▶ [Short problem]: Print each of the entries exactly, leaving nothing out.

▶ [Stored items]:
--

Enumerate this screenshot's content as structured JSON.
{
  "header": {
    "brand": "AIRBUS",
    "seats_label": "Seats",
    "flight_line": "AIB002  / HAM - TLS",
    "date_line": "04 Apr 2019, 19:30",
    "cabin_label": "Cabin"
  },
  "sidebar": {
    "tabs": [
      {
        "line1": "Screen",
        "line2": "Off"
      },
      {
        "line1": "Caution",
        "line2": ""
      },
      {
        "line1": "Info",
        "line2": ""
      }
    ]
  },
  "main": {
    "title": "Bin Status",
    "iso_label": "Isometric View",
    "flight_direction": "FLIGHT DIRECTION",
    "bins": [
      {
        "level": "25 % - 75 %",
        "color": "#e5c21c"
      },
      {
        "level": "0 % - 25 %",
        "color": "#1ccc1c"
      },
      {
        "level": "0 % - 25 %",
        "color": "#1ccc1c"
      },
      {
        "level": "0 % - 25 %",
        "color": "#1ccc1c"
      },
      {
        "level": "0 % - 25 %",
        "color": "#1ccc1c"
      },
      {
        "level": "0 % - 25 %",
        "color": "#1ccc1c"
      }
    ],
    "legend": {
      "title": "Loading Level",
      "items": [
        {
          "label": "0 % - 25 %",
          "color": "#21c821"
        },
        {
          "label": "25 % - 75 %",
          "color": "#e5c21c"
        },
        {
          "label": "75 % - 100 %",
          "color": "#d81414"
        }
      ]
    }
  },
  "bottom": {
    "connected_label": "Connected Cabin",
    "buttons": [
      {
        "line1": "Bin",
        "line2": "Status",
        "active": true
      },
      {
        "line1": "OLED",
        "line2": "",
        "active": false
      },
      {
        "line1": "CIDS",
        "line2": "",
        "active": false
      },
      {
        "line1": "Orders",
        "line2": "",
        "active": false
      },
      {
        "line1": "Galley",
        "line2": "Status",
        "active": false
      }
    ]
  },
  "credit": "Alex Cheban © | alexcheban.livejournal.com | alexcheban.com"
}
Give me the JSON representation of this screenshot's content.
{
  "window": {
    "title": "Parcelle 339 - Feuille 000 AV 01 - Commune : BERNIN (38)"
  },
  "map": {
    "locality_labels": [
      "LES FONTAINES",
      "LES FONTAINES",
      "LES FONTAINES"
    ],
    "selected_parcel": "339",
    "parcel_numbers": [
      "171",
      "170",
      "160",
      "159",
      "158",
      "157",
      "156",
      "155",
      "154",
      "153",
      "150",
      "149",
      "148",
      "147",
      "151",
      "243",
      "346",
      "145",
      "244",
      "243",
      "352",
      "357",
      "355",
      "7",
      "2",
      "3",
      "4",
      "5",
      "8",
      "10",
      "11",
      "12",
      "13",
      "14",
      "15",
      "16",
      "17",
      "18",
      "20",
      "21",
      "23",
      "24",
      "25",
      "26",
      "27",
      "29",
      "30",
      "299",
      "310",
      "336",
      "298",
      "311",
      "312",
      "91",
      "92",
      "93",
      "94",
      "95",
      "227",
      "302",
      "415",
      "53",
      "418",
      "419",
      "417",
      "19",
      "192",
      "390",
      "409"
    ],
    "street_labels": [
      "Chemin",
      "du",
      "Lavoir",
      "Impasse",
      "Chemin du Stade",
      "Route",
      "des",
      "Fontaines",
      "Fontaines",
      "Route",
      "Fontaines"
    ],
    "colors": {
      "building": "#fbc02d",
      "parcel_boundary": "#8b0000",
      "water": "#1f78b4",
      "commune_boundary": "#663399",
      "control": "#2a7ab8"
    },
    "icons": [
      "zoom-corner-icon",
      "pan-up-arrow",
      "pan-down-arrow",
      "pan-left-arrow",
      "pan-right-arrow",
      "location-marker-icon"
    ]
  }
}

--

▶ [Solution]:
Enumerate this screenshot's content as structured JSON.
{
  "header": {
    "brand": "AIRBUS",
    "seats_label": "Seats",
    "flight_line": "AIB002  / HAM - TLS",
    "date_line": "04 Apr 2019, 19:30",
    "cabin_label": "Cabin"
  },
  "sidebar": {
    "tabs": [
      {
        "line1": "Screen",
        "line2": "Off"
      },
      {
        "line1": "Caution",
        "line2": ""
      },
      {
        "line1": "Info",
        "line2": ""
      }
    ]
  },
  "main": {
    "title": "Bin Status",
    "iso_label": "Isometric View",
    "flight_direction": "FLIGHT DIRECTION",
    "bins": [
      {
        "level": "25 % - 75 %",
        "color": "#e5c21c"
      },
      {
        "level": "0 % - 25 %",
        "color": "#1ccc1c"
      },
      {
        "level": "0 % - 25 %",
        "color": "#1ccc1c"
      },
      {
        "level": "0 % - 25 %",
        "color": "#1ccc1c"
      },
      {
        "level": "0 % - 25 %",
        "color": "#1ccc1c"
      },
      {
        "level": "0 % - 25 %",
        "color": "#1ccc1c"
      }
    ],
    "legend": {
      "title": "Loading Level",
      "items": [
        {
          "label": "0 % - 25 %",
          "color": "#21c821"
        },
        {
          "label": "25 % - 75 %",
          "color": "#e5c21c"
        },
        {
          "label": "75 % - 100 %",
          "color": "#d81414"
        }
      ]
    }
  },
  "bottom": {
    "connected_label": "Connected Cabin",
    "buttons": [
      {
        "line1": "Bin",
        "line2": "Status",
        "active": true
      },
      {
        "line1": "OLED",
        "line2": "",
        "active": false
      },
      {
        "line1": "CIDS",
        "line2": "",
        "active": false
      },
      {
        "line1": "Orders",
        "line2": "",
        "active": false
      },
      {
        "line1": "Galley",
        "line2": "Status",
        "active": false
      }
    ]
  },
  "credit": "Alex Cheban © | alexcheban.livejournal.com | alexcheban.com"
}
Give me the JSON representation of this screenshot's content.
{
  "window": {
    "title": "Parcelle 339 - Feuille 000 AV 01 - Commune : BERNIN (38)"
  },
  "map": {
    "locality_labels": [
      "LES FONTAINES",
      "LES FONTAINES",
      "LES FONTAINES"
    ],
    "selected_parcel": "339",
    "parcel_numbers": [
      "171",
      "170",
      "160",
      "159",
      "158",
      "157",
      "156",
      "155",
      "154",
      "153",
      "150",
      "149",
      "148",
      "147",
      "151",
      "243",
      "346",
      "145",
      "244",
      "243",
      "352",
      "357",
      "355",
      "7",
      "2",
      "3",
      "4",
      "5",
      "8",
      "10",
      "11",
      "12",
      "13",
      "14",
      "15",
      "16",
      "17",
      "18",
      "20",
      "21",
      "23",
      "24",
      "25",
      "26",
      "27",
      "29",
      "30",
      "299",
      "310",
      "336",
      "298",
      "311",
      "312",
      "91",
      "92",
      "93",
      "94",
      "95",
      "227",
      "302",
      "415",
      "53",
      "418",
      "419",
      "417",
      "19",
      "192",
      "390",
      "409"
    ],
    "street_labels": [
      "Chemin",
      "du",
      "Lavoir",
      "Impasse",
      "Chemin du Stade",
      "Route",
      "des",
      "Fontaines",
      "Fontaines",
      "Route",
      "Fontaines"
    ],
    "colors": {
      "building": "#fbc02d",
      "parcel_boundary": "#8b0000",
      "water": "#1f78b4",
      "commune_boundary": "#663399",
      "control": "#2a7ab8"
    },
    "icons": [
      "zoom-corner-icon",
      "pan-up-arrow",
      "pan-down-arrow",
      "pan-left-arrow",
      "pan-right-arrow",
      "location-marker-icon"
    ]
  }
}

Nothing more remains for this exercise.